Dataset entries on figures
--------

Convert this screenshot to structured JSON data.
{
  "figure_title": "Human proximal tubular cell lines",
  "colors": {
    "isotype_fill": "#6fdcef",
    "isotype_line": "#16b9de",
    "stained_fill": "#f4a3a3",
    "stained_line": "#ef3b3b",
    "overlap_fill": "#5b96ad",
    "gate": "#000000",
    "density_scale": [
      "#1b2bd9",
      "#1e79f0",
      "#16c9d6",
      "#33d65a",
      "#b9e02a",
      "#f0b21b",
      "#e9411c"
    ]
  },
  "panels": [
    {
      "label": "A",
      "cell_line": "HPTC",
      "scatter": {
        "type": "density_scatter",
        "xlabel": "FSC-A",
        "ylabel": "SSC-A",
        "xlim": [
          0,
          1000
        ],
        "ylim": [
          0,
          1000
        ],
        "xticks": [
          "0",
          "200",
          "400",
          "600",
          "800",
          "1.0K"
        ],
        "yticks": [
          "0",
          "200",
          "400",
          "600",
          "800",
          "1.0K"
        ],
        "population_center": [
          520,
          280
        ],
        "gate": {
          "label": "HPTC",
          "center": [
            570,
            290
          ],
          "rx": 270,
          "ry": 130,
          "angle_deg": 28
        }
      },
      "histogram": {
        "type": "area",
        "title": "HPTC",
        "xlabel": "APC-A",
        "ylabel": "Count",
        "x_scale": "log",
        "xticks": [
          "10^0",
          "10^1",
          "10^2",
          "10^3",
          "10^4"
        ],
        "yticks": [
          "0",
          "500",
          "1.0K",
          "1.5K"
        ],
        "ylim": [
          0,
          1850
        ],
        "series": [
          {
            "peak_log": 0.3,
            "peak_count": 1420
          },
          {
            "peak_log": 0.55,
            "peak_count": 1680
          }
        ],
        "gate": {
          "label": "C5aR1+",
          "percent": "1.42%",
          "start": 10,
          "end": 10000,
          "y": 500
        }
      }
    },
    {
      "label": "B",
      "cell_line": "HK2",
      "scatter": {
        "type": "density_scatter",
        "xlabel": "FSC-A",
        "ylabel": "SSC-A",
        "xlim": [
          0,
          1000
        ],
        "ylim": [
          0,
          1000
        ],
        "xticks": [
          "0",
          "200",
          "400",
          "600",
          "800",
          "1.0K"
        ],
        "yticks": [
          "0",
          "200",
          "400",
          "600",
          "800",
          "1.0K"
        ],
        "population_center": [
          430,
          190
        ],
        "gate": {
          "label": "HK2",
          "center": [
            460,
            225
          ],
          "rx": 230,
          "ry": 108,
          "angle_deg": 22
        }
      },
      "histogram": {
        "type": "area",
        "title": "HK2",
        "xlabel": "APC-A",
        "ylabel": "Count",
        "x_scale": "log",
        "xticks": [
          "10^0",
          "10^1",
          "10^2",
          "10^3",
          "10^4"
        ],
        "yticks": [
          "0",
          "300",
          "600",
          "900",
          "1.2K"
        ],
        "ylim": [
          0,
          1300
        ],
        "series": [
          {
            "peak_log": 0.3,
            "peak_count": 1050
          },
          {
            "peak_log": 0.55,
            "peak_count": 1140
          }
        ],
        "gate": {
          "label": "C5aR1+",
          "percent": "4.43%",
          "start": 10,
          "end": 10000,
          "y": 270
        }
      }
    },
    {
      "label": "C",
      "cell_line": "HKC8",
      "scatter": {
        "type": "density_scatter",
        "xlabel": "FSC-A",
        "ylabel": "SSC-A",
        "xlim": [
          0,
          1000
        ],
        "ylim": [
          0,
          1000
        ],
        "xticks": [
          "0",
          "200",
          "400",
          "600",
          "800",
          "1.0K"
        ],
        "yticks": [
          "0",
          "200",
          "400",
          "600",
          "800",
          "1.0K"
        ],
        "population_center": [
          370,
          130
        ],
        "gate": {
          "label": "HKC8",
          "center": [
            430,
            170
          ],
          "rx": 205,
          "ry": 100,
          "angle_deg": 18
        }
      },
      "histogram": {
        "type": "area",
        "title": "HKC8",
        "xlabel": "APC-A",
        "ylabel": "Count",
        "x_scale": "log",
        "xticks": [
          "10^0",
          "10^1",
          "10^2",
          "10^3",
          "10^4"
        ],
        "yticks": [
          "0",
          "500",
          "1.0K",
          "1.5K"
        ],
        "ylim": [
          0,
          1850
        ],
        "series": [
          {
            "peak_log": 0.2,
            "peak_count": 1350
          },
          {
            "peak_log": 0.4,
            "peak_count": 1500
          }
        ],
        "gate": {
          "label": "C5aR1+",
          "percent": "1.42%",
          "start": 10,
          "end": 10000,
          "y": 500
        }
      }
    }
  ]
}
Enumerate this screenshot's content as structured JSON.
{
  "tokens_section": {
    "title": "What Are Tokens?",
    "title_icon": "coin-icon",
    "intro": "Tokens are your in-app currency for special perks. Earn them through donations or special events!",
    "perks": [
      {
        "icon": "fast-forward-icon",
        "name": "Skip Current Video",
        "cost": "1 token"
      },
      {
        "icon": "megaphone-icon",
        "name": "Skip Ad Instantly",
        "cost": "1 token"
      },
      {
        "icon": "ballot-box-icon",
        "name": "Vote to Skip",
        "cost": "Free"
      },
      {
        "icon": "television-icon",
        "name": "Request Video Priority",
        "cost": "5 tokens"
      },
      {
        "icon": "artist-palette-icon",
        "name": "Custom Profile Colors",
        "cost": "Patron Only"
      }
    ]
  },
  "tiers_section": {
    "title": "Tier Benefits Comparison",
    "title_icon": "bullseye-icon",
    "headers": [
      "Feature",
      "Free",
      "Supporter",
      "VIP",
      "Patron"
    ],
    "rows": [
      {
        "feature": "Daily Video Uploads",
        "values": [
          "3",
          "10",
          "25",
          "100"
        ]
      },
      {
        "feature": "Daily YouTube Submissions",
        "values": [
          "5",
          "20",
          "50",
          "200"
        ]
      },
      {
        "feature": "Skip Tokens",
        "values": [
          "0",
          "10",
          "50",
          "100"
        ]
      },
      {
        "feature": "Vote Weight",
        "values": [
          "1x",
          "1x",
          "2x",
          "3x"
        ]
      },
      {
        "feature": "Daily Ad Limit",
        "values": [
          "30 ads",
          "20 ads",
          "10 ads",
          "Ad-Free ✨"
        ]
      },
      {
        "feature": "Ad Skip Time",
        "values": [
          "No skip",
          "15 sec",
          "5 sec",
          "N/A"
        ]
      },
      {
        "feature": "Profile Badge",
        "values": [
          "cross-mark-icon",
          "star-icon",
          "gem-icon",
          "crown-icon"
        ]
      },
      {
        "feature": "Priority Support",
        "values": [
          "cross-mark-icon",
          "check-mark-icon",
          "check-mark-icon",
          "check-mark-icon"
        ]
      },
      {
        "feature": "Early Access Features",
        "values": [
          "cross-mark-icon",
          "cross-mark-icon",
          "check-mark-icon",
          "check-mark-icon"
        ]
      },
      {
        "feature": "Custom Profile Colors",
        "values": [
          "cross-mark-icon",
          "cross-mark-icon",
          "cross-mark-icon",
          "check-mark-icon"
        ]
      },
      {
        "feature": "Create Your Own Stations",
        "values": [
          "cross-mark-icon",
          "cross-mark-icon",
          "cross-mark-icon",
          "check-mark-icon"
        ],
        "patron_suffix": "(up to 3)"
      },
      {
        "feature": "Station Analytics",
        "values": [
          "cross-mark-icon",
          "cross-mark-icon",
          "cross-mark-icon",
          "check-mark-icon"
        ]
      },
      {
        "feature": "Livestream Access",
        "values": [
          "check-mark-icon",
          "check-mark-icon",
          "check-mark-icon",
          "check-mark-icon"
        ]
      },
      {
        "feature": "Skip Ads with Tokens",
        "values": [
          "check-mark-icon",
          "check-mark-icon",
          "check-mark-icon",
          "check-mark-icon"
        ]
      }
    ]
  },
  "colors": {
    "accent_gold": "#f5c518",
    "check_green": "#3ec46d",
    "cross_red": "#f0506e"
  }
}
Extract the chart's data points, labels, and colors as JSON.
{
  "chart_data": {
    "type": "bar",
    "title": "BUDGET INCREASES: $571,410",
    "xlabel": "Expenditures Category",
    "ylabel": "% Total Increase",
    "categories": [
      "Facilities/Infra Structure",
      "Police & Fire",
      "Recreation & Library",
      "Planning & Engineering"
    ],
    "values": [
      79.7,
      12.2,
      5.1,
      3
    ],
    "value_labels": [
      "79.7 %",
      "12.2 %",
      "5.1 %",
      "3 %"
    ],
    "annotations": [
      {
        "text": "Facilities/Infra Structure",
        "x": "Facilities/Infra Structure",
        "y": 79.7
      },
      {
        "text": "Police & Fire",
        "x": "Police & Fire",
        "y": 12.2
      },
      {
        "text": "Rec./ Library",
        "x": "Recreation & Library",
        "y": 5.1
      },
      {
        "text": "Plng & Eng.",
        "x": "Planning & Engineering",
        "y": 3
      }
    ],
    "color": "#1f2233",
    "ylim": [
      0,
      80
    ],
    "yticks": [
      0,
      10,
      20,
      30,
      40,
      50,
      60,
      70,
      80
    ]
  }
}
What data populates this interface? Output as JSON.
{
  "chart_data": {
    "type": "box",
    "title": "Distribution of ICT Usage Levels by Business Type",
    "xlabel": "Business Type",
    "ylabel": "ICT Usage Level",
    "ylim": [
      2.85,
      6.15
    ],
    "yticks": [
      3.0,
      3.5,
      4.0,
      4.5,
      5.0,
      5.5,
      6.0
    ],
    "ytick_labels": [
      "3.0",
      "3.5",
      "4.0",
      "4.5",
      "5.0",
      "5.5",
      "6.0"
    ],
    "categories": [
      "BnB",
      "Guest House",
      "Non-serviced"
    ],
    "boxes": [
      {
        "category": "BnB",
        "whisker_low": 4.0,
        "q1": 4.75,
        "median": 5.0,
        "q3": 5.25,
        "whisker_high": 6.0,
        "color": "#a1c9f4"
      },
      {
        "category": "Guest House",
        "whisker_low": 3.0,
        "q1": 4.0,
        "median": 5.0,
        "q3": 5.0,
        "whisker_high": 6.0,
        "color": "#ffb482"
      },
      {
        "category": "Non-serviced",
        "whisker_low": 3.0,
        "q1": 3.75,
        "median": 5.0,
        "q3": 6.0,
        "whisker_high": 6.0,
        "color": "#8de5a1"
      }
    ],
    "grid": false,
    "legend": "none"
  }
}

--------

(What you are asked to do):
List each line holding the string "Video".

(Written solution):
        "name": "Skip Current Video",
        "name": "Request Video Priority",
        "feature": "Daily Video Uploads",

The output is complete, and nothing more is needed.